[Data entries]
——

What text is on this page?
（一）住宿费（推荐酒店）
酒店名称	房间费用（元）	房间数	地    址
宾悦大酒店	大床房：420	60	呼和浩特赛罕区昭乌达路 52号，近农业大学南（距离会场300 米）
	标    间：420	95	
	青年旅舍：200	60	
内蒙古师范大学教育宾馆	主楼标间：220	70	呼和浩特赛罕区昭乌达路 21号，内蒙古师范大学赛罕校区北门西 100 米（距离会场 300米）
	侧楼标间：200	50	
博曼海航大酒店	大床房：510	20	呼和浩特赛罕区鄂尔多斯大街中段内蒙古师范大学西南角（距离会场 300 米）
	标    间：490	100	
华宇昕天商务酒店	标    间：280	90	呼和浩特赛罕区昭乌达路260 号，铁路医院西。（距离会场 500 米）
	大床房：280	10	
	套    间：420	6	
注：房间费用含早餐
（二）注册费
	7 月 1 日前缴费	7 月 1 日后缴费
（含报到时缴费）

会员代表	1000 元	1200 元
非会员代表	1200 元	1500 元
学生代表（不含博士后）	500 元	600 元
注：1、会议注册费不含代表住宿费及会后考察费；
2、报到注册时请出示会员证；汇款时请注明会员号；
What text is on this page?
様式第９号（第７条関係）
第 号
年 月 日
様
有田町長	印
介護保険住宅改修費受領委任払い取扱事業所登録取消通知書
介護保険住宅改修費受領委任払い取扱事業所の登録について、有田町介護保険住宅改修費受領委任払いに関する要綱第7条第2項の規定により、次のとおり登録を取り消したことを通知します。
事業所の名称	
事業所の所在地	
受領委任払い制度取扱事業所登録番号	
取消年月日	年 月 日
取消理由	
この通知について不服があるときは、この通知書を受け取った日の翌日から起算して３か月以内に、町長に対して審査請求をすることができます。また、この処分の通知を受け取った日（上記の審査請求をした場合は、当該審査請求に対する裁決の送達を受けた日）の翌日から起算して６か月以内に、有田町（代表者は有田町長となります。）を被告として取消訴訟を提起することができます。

——

# Stated problem
Exact copies of all the records are required.

# Answer for the task
What text is on this page?
（一）住宿费（推荐酒店）
酒店名称	房间费用（元）	房间数	地    址
宾悦大酒店	大床房：420	60	呼和浩特赛罕区昭乌达路 52号，近农业大学南（距离会场300 米）
	标    间：420	95	
	青年旅舍：200	60	
内蒙古师范大学教育宾馆	主楼标间：220	70	呼和浩特赛罕区昭乌达路 21号，内蒙古师范大学赛罕校区北门西 100 米（距离会场 300米）
	侧楼标间：200	50	
博曼海航大酒店	大床房：510	20	呼和浩特赛罕区鄂尔多斯大街中段内蒙古师范大学西南角（距离会场 300 米）
	标    间：490	100	
华宇昕天商务酒店	标    间：280	90	呼和浩特赛罕区昭乌达路260 号，铁路医院西。（距离会场 500 米）
	大床房：280	10	
	套    间：420	6	
注：房间费用含早餐
（二）注册费
	7 月 1 日前缴费	7 月 1 日后缴费
（含报到时缴费）

会员代表	1000 元	1200 元
非会员代表	1200 元	1500 元
学生代表（不含博士后）	500 元	600 元
注：1、会议注册费不含代表住宿费及会后考察费；
2、报到注册时请出示会员证；汇款时请注明会员号；
What text is on this page?
様式第９号（第７条関係）
第 号
年 月 日
様
有田町長	印
介護保険住宅改修費受領委任払い取扱事業所登録取消通知書
介護保険住宅改修費受領委任払い取扱事業所の登録について、有田町介護保険住宅改修費受領委任払いに関する要綱第7条第2項の規定により、次のとおり登録を取り消したことを通知します。
事業所の名称	
事業所の所在地	
受領委任払い制度取扱事業所登録番号	
取消年月日	年 月 日
取消理由	
この通知について不服があるときは、この通知書を受け取った日の翌日から起算して３か月以内に、町長に対して審査請求をすることができます。また、この処分の通知を受け取った日（上記の審査請求をした場合は、当該審査請求に対する裁決の送達を受けた日）の翌日から起算して６か月以内に、有田町（代表者は有田町長となります。）を被告として取消訴訟を提起することができます。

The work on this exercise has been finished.